### WHAT NEEDS TO BE DONE
Copy out every line exactly, passing over the pictures.

### DATA IN THIS EXERCISE

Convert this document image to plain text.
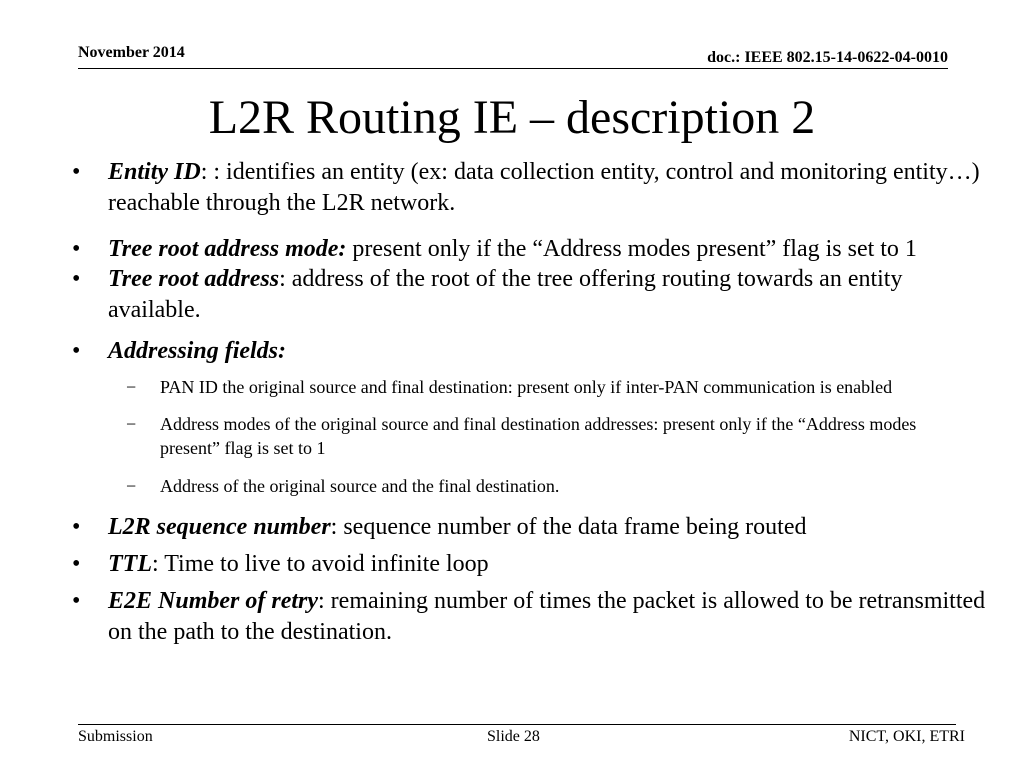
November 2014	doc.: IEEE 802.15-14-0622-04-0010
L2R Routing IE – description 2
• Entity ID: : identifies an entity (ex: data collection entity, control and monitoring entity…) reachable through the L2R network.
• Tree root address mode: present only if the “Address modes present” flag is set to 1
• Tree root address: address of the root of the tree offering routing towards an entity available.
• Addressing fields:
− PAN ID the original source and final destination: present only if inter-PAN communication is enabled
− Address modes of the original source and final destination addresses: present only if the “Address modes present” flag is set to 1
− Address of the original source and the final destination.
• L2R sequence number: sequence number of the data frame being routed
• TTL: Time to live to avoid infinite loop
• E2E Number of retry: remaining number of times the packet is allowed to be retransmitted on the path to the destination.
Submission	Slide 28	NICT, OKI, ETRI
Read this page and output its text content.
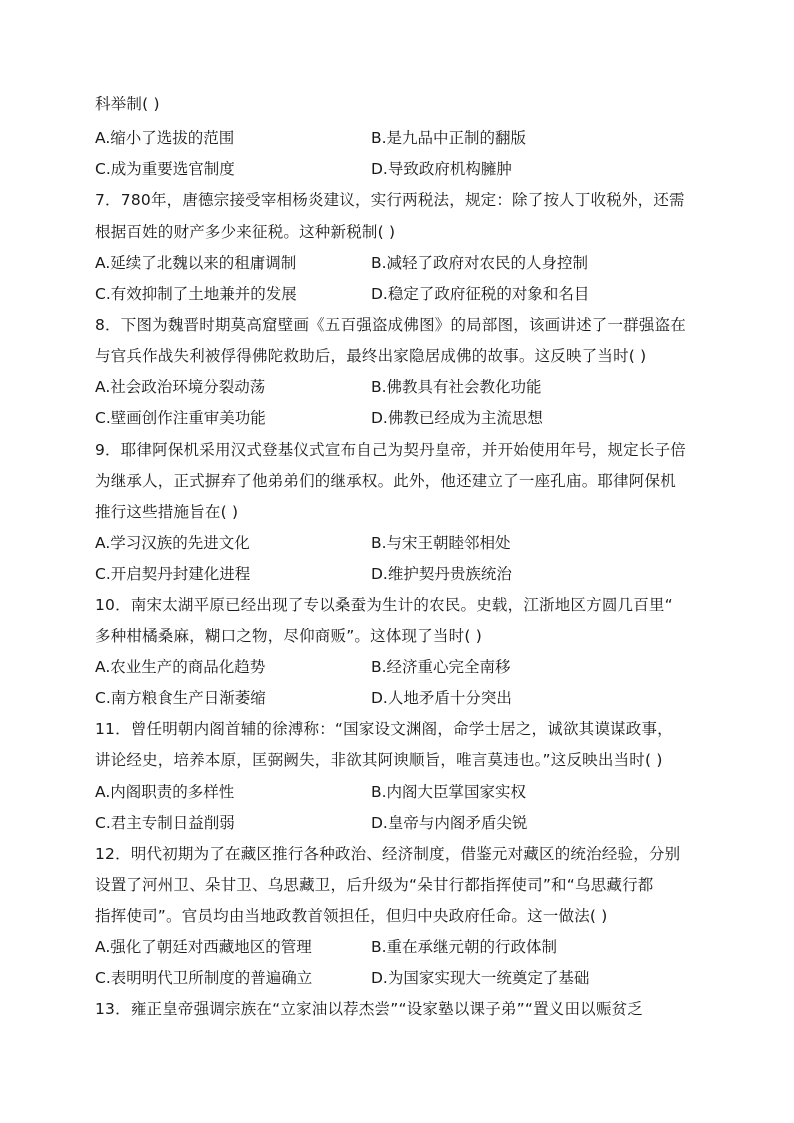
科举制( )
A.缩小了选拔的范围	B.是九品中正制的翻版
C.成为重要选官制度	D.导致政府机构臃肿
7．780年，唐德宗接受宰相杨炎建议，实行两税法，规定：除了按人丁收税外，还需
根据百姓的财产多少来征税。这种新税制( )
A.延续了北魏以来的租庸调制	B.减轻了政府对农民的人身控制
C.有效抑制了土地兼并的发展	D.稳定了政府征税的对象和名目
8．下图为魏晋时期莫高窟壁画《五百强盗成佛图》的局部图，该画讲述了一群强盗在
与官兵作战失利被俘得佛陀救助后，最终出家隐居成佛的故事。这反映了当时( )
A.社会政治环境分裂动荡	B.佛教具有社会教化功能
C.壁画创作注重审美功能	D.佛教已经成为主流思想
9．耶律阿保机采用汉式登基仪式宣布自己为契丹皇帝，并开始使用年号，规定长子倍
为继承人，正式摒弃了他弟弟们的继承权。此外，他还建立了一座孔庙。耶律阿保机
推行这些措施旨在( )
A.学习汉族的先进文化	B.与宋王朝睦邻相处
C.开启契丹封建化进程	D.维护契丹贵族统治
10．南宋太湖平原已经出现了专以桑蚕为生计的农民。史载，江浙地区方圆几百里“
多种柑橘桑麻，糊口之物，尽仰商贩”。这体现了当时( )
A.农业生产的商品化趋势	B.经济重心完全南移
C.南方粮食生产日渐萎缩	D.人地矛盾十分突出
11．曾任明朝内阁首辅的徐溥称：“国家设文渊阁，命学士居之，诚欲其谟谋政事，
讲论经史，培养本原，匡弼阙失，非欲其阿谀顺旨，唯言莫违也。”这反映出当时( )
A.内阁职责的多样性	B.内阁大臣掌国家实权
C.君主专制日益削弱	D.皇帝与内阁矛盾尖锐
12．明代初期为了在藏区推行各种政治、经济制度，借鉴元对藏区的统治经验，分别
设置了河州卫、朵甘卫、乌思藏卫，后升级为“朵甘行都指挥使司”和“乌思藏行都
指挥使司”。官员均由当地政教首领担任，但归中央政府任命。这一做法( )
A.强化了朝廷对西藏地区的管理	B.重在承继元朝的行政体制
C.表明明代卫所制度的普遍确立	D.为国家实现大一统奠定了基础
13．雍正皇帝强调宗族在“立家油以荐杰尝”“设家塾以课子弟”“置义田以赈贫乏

### THE RESPONSE
Convert this document image to plain text.
November 2014	doc.: IEEE 802.15-14-0622-04-0010
L2R Routing IE – description 2
• Entity ID: : identifies an entity (ex: data collection entity, control and monitoring entity…) reachable through the L2R network.
• Tree root address mode: present only if the “Address modes present” flag is set to 1
• Tree root address: address of the root of the tree offering routing towards an entity available.
• Addressing fields:
− PAN ID the original source and final destination: present only if inter-PAN communication is enabled
− Address modes of the original source and final destination addresses: present only if the “Address modes present” flag is set to 1
− Address of the original source and the final destination.
• L2R sequence number: sequence number of the data frame being routed
• TTL: Time to live to avoid infinite loop
• E2E Number of retry: remaining number of times the packet is allowed to be retransmitted on the path to the destination.
Submission	Slide 28	NICT, OKI, ETRI
Read this page and output its text content.
科举制( )
A.缩小了选拔的范围	B.是九品中正制的翻版
C.成为重要选官制度	D.导致政府机构臃肿
7．780年，唐德宗接受宰相杨炎建议，实行两税法，规定：除了按人丁收税外，还需
根据百姓的财产多少来征税。这种新税制( )
A.延续了北魏以来的租庸调制	B.减轻了政府对农民的人身控制
C.有效抑制了土地兼并的发展	D.稳定了政府征税的对象和名目
8．下图为魏晋时期莫高窟壁画《五百强盗成佛图》的局部图，该画讲述了一群强盗在
与官兵作战失利被俘得佛陀救助后，最终出家隐居成佛的故事。这反映了当时( )
A.社会政治环境分裂动荡	B.佛教具有社会教化功能
C.壁画创作注重审美功能	D.佛教已经成为主流思想
9．耶律阿保机采用汉式登基仪式宣布自己为契丹皇帝，并开始使用年号，规定长子倍
为继承人，正式摒弃了他弟弟们的继承权。此外，他还建立了一座孔庙。耶律阿保机
推行这些措施旨在( )
A.学习汉族的先进文化	B.与宋王朝睦邻相处
C.开启契丹封建化进程	D.维护契丹贵族统治
10．南宋太湖平原已经出现了专以桑蚕为生计的农民。史载，江浙地区方圆几百里“
多种柑橘桑麻，糊口之物，尽仰商贩”。这体现了当时( )
A.农业生产的商品化趋势	B.经济重心完全南移
C.南方粮食生产日渐萎缩	D.人地矛盾十分突出
11．曾任明朝内阁首辅的徐溥称：“国家设文渊阁，命学士居之，诚欲其谟谋政事，
讲论经史，培养本原，匡弼阙失，非欲其阿谀顺旨，唯言莫违也。”这反映出当时( )
A.内阁职责的多样性	B.内阁大臣掌国家实权
C.君主专制日益削弱	D.皇帝与内阁矛盾尖锐
12．明代初期为了在藏区推行各种政治、经济制度，借鉴元对藏区的统治经验，分别
设置了河州卫、朵甘卫、乌思藏卫，后升级为“朵甘行都指挥使司”和“乌思藏行都
指挥使司”。官员均由当地政教首领担任，但归中央政府任命。这一做法( )
A.强化了朝廷对西藏地区的管理	B.重在承继元朝的行政体制
C.表明明代卫所制度的普遍确立	D.为国家实现大一统奠定了基础
13．雍正皇帝强调宗族在“立家油以荐杰尝”“设家塾以课子弟”“置义田以赈贫乏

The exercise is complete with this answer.